■ **Aim**
Copy each line below in which the word "hombres" occurs.

■ **Dataset entries**
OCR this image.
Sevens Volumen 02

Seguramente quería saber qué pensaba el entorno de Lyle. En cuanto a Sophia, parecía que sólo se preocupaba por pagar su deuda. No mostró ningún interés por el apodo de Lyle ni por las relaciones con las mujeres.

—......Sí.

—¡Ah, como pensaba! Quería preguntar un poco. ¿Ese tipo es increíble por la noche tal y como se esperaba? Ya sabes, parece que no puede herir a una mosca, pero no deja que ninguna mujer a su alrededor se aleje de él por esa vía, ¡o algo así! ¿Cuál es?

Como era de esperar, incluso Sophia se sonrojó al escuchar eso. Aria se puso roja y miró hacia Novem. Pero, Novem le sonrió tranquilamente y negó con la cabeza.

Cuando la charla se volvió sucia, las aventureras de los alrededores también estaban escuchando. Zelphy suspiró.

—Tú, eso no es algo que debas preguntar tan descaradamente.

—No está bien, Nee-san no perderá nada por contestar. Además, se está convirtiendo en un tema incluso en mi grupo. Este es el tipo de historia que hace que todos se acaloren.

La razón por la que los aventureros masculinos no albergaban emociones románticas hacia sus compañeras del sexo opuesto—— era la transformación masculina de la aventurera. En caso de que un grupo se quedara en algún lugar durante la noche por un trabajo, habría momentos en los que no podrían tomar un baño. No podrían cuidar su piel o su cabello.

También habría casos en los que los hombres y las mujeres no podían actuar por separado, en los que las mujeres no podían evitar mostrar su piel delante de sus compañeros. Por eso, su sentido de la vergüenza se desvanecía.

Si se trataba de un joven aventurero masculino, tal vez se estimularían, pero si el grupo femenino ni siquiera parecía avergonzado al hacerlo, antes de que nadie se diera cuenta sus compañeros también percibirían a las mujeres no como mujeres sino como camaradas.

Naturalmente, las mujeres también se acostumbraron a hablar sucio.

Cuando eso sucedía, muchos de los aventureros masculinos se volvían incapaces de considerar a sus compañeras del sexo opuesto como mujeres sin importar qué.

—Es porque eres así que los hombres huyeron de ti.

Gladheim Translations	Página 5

■ **Exercise answer**
También habría casos en los que los hombres y las mujeres no podían actuar por separado, en los que las mujeres no podían evitar mostrar su piel delante de sus compañeros. Por eso, su sentido de la vergüenza se desvanecía.
—Es porque eres así que los hombres huyeron de ti.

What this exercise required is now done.